- _Problem_
Output every entry exactly as written, skipping any pictures.

Saved data entries
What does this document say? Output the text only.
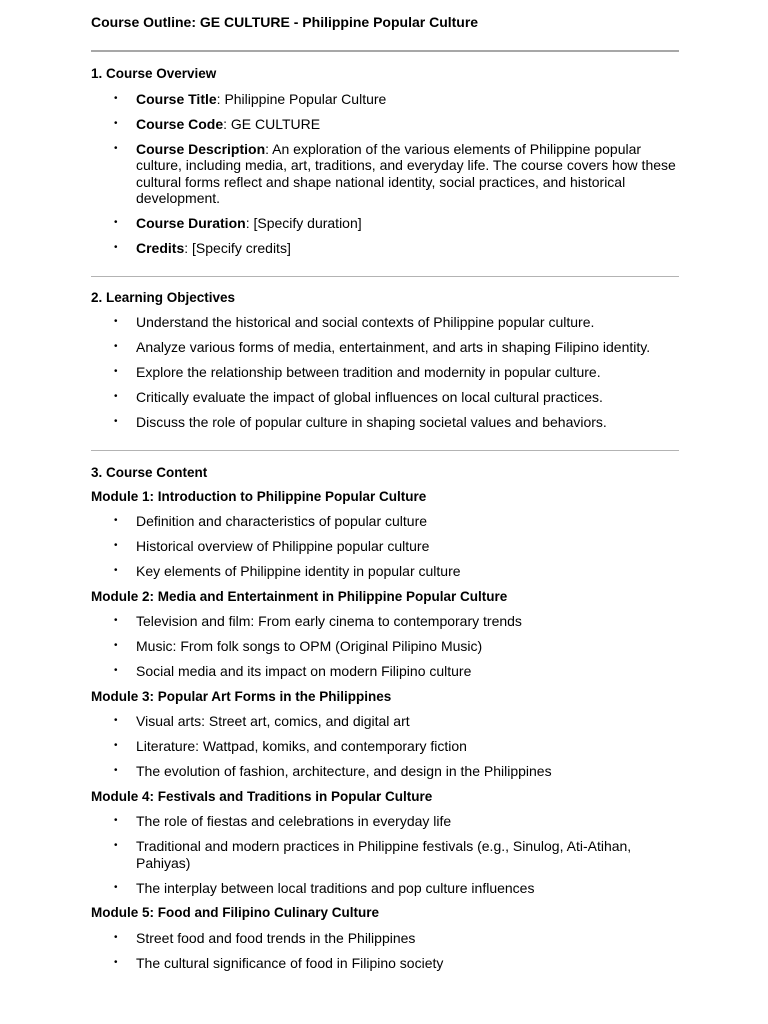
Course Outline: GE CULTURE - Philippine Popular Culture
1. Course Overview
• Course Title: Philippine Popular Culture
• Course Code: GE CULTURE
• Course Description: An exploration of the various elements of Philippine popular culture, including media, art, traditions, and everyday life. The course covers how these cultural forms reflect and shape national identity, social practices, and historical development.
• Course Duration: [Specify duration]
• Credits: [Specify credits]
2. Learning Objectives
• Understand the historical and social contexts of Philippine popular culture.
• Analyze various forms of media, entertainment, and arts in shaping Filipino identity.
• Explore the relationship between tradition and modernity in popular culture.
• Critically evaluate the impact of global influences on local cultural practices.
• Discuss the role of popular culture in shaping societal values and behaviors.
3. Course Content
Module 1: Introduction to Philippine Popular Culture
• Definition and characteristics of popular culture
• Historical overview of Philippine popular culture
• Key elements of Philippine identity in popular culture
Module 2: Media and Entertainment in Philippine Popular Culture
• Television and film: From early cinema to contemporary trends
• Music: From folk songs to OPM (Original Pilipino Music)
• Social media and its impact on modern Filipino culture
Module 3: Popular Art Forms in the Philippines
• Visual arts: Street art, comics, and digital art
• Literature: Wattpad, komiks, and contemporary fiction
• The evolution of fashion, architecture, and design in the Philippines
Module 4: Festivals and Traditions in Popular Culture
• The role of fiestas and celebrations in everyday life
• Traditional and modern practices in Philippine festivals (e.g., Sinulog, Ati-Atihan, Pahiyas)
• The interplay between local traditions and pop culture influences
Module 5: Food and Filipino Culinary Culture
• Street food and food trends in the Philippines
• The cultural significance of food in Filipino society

- _Result_
What does this document say? Output the text only.
Course Outline: GE CULTURE - Philippine Popular Culture
1. Course Overview
• Course Title: Philippine Popular Culture
• Course Code: GE CULTURE
• Course Description: An exploration of the various elements of Philippine popular culture, including media, art, traditions, and everyday life. The course covers how these cultural forms reflect and shape national identity, social practices, and historical development.
• Course Duration: [Specify duration]
• Credits: [Specify credits]
2. Learning Objectives
• Understand the historical and social contexts of Philippine popular culture.
• Analyze various forms of media, entertainment, and arts in shaping Filipino identity.
• Explore the relationship between tradition and modernity in popular culture.
• Critically evaluate the impact of global influences on local cultural practices.
• Discuss the role of popular culture in shaping societal values and behaviors.
3. Course Content
Module 1: Introduction to Philippine Popular Culture
• Definition and characteristics of popular culture
• Historical overview of Philippine popular culture
• Key elements of Philippine identity in popular culture
Module 2: Media and Entertainment in Philippine Popular Culture
• Television and film: From early cinema to contemporary trends
• Music: From folk songs to OPM (Original Pilipino Music)
• Social media and its impact on modern Filipino culture
Module 3: Popular Art Forms in the Philippines
• Visual arts: Street art, comics, and digital art
• Literature: Wattpad, komiks, and contemporary fiction
• The evolution of fashion, architecture, and design in the Philippines
Module 4: Festivals and Traditions in Popular Culture
• The role of fiestas and celebrations in everyday life
• Traditional and modern practices in Philippine festivals (e.g., Sinulog, Ati-Atihan, Pahiyas)
• The interplay between local traditions and pop culture influences
Module 5: Food and Filipino Culinary Culture
• Street food and food trends in the Philippines
• The cultural significance of food in Filipino society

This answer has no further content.